Extract every line of the material that holds the string "offered".

§ Material supplied
━━━━

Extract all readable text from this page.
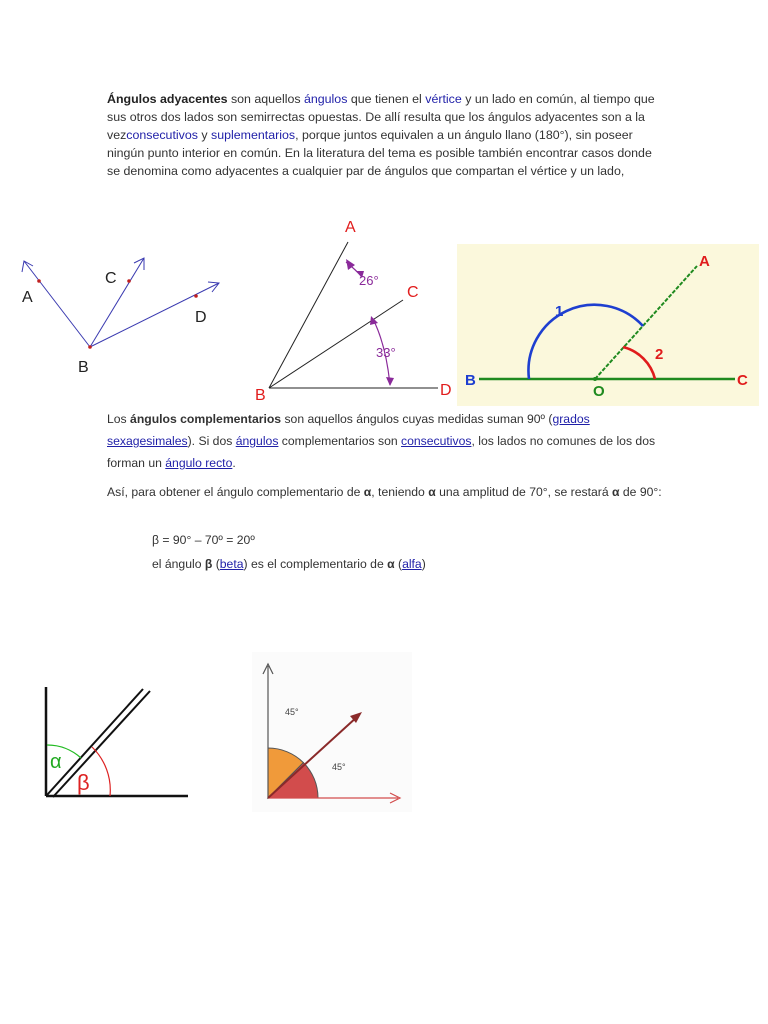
Ángulos adyacentes son aquellos ángulos que tienen el vértice y un lado en común, al tiempo que sus otros dos lados son semirrectas opuestas. De allí resulta que los ángulos adyacentes son a la vezconsecutivos y suplementarios, porque juntos equivalen a un ángulo llano (180°), sin poseer ningún punto interior en común. En la literatura del tema es posible también encontrar casos donde se denomina como adyacentes a cualquier par de ángulos que compartan el vértice y un lado,
A
C
D
B
A
C
B	D
26°
33°
A
B
O
C
1
2
Los ángulos complementarios son aquellos ángulos cuyas medidas suman 90º (grados sexagesimales). Si dos ángulos complementarios son consecutivos, los lados no comunes de los dos forman un ángulo recto.
Así, para obtener el ángulo complementario de α, teniendo α una amplitud de 70°, se restará α de 90°:
β = 90° – 70º = 20º
el ángulo β (beta) es el complementario de α (alfa)
α
β
45°
45°
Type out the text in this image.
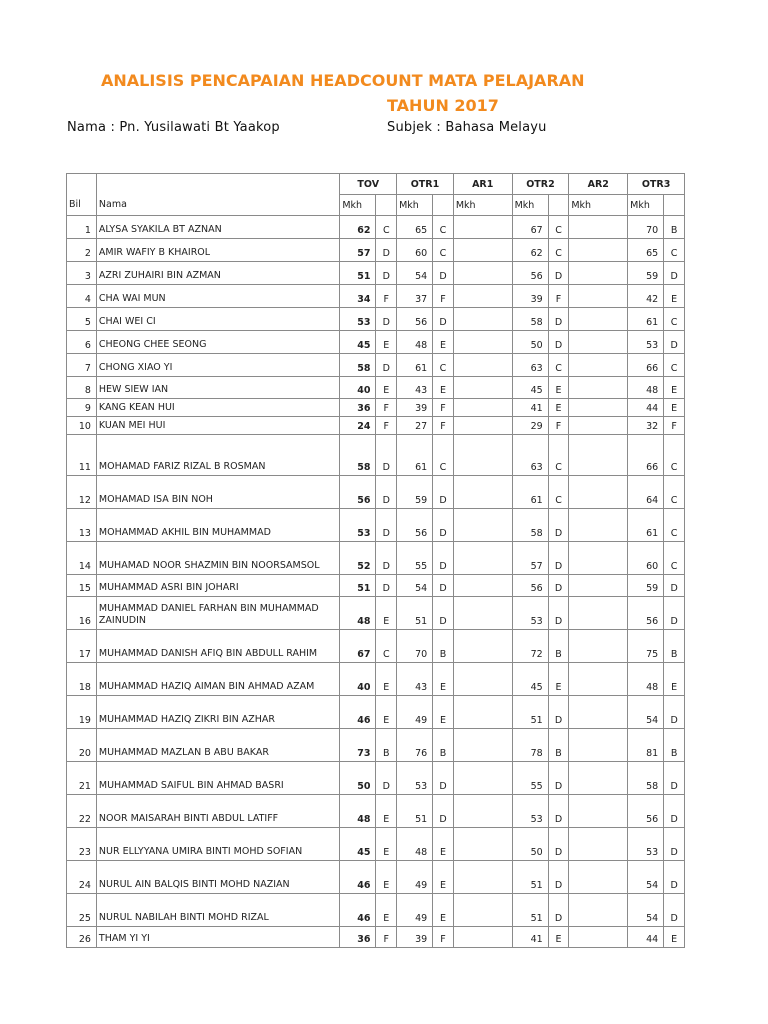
ANALISIS PENCAPAIAN HEADCOUNT MATA PELAJARAN
TAHUN 2017
Nama : Pn. Yusilawati Bt Yaakop	Subjek : Bahasa Melayu
		TOV		OTR1		AR1	OTR2		AR2	OTR3	
Bil	Nama	Mkh		Mkh		Mkh	Mkh		Mkh	Mkh	
1	ALYSA SYAKILA BT AZNAN	62	C	65	C		67	C		70	B
2	AMIR WAFIY B KHAIROL	57	D	60	C		62	C		65	C
3	AZRI ZUHAIRI BIN AZMAN	51	D	54	D		56	D		59	D
4	CHA WAI MUN	34	F	37	F		39	F		42	E
5	CHAI WEI CI	53	D	56	D		58	D		61	C
6	CHEONG CHEE SEONG	45	E	48	E		50	D		53	D
7	CHONG XIAO YI	58	D	61	C		63	C		66	C
8	HEW SIEW IAN	40	E	43	E		45	E		48	E
9	KANG KEAN HUI	36	F	39	F		41	E		44	E
10	KUAN MEI HUI	24	F	27	F		29	F		32	F
11	MOHAMAD FARIZ RIZAL B ROSMAN	58	D	61	C		63	C		66	C
12	MOHAMAD ISA BIN NOH	56	D	59	D		61	C		64	C
13	MOHAMMAD AKHIL BIN MUHAMMAD	53	D	56	D		58	D		61	C
14	MUHAMAD NOOR SHAZMIN BIN NOORSAMSOL	52	D	55	D		57	D		60	C
15	MUHAMMAD ASRI BIN JOHARI	51	D	54	D		56	D		59	D
16	MUHAMMAD DANIEL FARHAN BIN MUHAMMAD ZAINUDIN	48	E	51	D		53	D		56	D
17	MUHAMMAD DANISH AFIQ BIN ABDULL RAHIM	67	C	70	B		72	B		75	B
18	MUHAMMAD HAZIQ AIMAN BIN AHMAD AZAM	40	E	43	E		45	E		48	E
19	MUHAMMAD HAZIQ ZIKRI BIN AZHAR	46	E	49	E		51	D		54	D
20	MUHAMMAD MAZLAN B ABU BAKAR	73	B	76	B		78	B		81	B
21	MUHAMMAD SAIFUL BIN AHMAD BASRI	50	D	53	D		55	D		58	D
22	NOOR MAISARAH BINTI ABDUL LATIFF	48	E	51	D		53	D		56	D
23	NUR ELLYYANA UMIRA BINTI MOHD SOFIAN	45	E	48	E		50	D		53	D
24	NURUL AIN BALQIS BINTI MOHD NAZIAN	46	E	49	E		51	D		54	D
25	NURUL NABILAH BINTI MOHD RIZAL	46	E	49	E		51	D		54	D
26	THAM YI YI	36	F	39	F		41	E		44	E
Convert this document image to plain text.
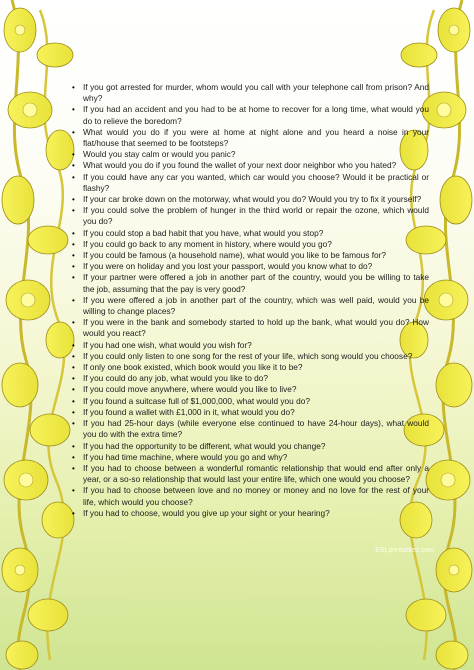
ESLprintables.com
• If you got arrested for murder, whom would you call with your telephone call from prison? And why?
• If you had an accident and you had to be at home to recover for a long time, what would you do to relieve the boredom?
• What would you do if you were at home at night alone and you heard a noise in your flat/house that seemed to be footsteps?
• Would you stay calm or would you panic?
• What would you do if you found the wallet of your next door neighbor who you hated?
• If you could have any car you wanted, which car would you choose? Would it be practical or flashy?
• If your car broke down on the motorway, what would you do? Would you try to fix it yourself?
• If you could solve the problem of hunger in the third world or repair the ozone, which would you do?
• If you could stop a bad habit that you have, what would you stop?
• If you could go back to any moment in history, where would you go?
• If you could be famous (a household name), what would you like to be famous for?
• If you were on holiday and you lost your passport, would you know what to do?
• If your partner were offered a job in another part of the country, would you be willing to take the job, assuming that the pay is very good?
• If you were offered a job in another part of the country, which was well paid, would you be willing to change places?
• If you were in the bank and somebody started to hold up the bank, what would you do? How would you react?
• If you had one wish, what would you wish for?
• If you could only listen to one song for the rest of your life, which song would you choose?
• If only one book existed, which book would you like it to be?
• If you could do any job, what would you like to do?
• If you could move anywhere, where would you like to live?
• If you found a suitcase full of $1,000,000, what would you do?
• If you found a wallet with £1,000 in it, what would you do?
• If you had 25-hour days (while everyone else continued to have 24-hour days), what would you do with the extra time?
• If you had the opportunity to be different, what would you change?
• If you had time machine, where would you go and why?
• If you had to choose between a wonderful romantic relationship that would end after only a year, or a so-so relationship that would last your entire life, which one would you choose?
• If you had to choose between love and no money or money and no love for the rest of your life, which would you choose?
• If you had to choose, would you give up your sight or your hearing?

━━━━

§ Answer for this exercise
• If your partner were offered a job in another part of the country, would you be willing to take the job, assuming that the pay is very good?
• If you were offered a job in another part of the country, which was well paid, would you be willing to change places?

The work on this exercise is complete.